#### Listed entries
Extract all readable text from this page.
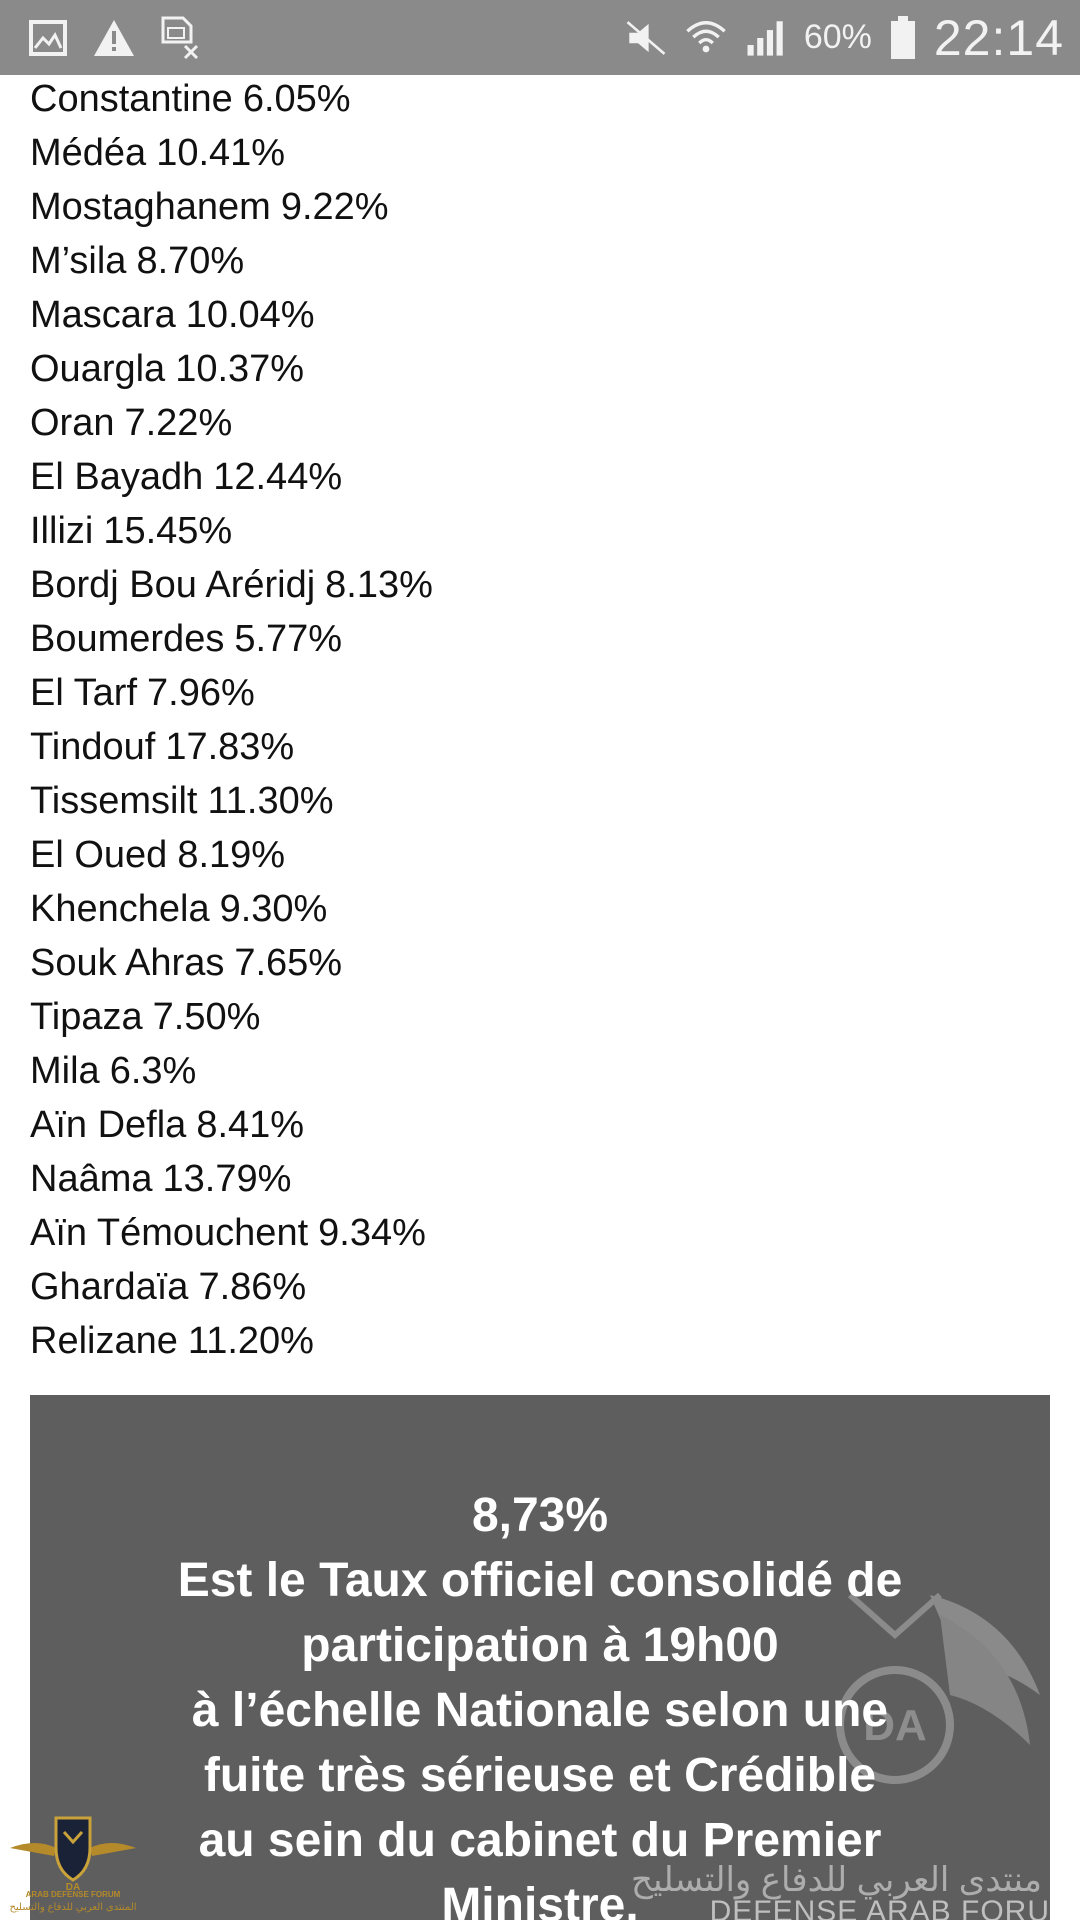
60% 22:14
Constantine 6.05%
Médéa 10.41%
Mostaghanem 9.22%
M’sila 8.70%
Mascara 10.04%
Ouargla 10.37%
Oran 7.22%
El Bayadh 12.44%
Illizi 15.45%
Bordj Bou Aréridj 8.13%
Boumerdes 5.77%
El Tarf 7.96%
Tindouf 17.83%
Tissemsilt 11.30%
El Oued 8.19%
Khenchela 9.30%
Souk Ahras 7.65%
Tipaza 7.50%
Mila 6.3%
Aïn Defla 8.41%
Naâma 13.79%
Aïn Témouchent 9.34%
Ghardaïa 7.86%
Relizane 11.20%
DA
8,73%
Est le Taux officiel consolidé de
participation à 19h00
à l’échelle Nationale selon une
fuite très sérieuse et Crédible
au sein du cabinet du Premier
Ministre.
منتدى العربي للدفاع والتسليح
DEFENSE ARAB FORU
DA
ARAB DEFENSE FORUM
المنتدى العربي للدفاع والتسليح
########
## Exercise details:
Please transcribe the material above exactly as written. Leave the pictures out.

## Response to this exercise:
Extract all readable text from this page.
60% 22:14
Constantine 6.05%
Médéa 10.41%
Mostaghanem 9.22%
M’sila 8.70%
Mascara 10.04%
Ouargla 10.37%
Oran 7.22%
El Bayadh 12.44%
Illizi 15.45%
Bordj Bou Aréridj 8.13%
Boumerdes 5.77%
El Tarf 7.96%
Tindouf 17.83%
Tissemsilt 11.30%
El Oued 8.19%
Khenchela 9.30%
Souk Ahras 7.65%
Tipaza 7.50%
Mila 6.3%
Aïn Defla 8.41%
Naâma 13.79%
Aïn Témouchent 9.34%
Ghardaïa 7.86%
Relizane 11.20%
DA
8,73%
Est le Taux officiel consolidé de
participation à 19h00
à l’échelle Nationale selon une
fuite très sérieuse et Crédible
au sein du cabinet du Premier
Ministre.
منتدى العربي للدفاع والتسليح
DEFENSE ARAB FORU
DA
ARAB DEFENSE FORUM
المنتدى العربي للدفاع والتسليح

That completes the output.